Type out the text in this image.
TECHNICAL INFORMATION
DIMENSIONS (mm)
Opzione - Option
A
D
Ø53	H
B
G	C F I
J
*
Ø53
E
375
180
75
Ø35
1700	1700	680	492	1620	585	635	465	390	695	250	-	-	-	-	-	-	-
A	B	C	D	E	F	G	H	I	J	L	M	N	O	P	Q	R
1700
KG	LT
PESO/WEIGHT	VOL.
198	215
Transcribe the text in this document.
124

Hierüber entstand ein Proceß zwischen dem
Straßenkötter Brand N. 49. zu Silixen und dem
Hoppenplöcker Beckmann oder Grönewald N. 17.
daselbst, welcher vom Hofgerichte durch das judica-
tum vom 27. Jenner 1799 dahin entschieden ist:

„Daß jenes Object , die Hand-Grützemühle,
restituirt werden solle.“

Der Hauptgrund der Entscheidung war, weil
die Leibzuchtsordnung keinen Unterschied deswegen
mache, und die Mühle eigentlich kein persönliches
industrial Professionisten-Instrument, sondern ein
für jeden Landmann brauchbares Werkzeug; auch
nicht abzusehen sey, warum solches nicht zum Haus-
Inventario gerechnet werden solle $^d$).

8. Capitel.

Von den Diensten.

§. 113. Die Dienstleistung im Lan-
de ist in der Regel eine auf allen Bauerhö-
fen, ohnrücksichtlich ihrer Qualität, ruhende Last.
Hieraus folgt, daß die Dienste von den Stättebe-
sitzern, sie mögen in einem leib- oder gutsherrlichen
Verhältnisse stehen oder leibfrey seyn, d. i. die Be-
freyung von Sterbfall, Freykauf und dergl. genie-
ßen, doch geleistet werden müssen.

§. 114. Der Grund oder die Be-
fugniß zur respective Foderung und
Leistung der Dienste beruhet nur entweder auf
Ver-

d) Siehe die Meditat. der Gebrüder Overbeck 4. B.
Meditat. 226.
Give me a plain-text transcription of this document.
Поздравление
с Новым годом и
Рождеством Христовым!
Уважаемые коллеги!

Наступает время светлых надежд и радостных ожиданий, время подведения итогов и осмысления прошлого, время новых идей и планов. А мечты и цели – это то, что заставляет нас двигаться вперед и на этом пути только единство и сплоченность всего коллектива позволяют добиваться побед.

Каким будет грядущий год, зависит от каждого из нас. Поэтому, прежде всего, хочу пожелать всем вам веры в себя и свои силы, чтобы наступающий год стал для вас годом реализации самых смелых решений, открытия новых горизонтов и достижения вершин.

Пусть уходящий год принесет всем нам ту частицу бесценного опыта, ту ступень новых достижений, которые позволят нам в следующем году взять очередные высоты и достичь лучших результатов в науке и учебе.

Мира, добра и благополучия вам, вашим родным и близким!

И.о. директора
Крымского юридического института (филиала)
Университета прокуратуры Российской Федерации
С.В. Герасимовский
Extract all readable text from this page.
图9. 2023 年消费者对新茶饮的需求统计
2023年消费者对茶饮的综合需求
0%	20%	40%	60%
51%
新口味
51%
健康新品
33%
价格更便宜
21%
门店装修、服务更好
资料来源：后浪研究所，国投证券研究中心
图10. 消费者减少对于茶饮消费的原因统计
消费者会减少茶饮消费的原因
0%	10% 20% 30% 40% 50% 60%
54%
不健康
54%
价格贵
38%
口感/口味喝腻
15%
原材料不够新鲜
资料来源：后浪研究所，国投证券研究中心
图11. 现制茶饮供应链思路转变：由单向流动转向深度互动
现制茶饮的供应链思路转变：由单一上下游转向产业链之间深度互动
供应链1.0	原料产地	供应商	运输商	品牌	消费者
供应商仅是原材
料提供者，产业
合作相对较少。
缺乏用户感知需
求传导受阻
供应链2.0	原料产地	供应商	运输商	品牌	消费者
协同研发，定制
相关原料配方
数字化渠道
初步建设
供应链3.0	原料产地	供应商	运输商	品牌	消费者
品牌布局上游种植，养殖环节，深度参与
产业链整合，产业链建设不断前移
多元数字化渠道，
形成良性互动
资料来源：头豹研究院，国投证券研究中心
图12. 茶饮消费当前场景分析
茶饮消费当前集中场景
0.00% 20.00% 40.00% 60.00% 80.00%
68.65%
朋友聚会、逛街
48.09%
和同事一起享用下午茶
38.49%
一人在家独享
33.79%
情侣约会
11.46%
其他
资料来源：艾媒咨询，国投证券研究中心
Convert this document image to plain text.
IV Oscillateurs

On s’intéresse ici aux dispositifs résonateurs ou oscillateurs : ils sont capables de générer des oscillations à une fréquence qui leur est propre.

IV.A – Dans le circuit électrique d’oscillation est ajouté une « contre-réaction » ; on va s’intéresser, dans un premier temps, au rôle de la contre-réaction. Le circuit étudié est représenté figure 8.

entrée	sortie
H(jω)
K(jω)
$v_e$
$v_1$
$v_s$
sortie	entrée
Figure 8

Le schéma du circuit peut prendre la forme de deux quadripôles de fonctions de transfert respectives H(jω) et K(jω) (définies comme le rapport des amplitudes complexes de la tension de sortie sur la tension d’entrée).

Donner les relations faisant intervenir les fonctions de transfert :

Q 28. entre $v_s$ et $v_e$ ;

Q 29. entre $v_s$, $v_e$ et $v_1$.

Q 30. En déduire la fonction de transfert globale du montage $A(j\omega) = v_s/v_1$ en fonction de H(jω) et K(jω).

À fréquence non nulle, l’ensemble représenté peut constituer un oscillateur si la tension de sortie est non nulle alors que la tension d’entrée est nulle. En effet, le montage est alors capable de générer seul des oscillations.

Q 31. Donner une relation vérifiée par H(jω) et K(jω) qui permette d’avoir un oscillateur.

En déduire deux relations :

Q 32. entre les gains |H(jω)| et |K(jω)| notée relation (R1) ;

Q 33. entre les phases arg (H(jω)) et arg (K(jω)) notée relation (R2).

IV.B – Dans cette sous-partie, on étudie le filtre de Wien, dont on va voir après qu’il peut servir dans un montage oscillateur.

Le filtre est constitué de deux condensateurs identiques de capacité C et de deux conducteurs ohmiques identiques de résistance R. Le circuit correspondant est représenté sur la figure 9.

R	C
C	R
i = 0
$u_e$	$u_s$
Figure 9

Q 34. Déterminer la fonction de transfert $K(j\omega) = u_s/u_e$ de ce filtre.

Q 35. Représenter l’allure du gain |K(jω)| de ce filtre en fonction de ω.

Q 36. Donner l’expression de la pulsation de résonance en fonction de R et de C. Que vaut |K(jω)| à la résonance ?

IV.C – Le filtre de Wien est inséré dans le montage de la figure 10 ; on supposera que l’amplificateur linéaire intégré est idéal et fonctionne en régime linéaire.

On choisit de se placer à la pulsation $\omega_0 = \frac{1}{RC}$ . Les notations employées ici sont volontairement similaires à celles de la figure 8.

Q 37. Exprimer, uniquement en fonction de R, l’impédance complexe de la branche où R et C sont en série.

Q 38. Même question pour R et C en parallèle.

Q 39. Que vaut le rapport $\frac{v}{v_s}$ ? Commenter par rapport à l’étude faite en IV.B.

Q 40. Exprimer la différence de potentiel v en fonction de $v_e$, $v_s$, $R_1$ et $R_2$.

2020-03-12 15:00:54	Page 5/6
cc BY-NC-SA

==*==

§ YOUR INSTRUCTIONS
Search the data above for lines holding "notée" and copy each of them.

§ WRITTEN SOLUTION
Q 32. entre les gains |H(jω)| et |K(jω)| notée relation (R1) ;
Q 33. entre les phases arg (H(jω)) et arg (K(jω)) notée relation (R2).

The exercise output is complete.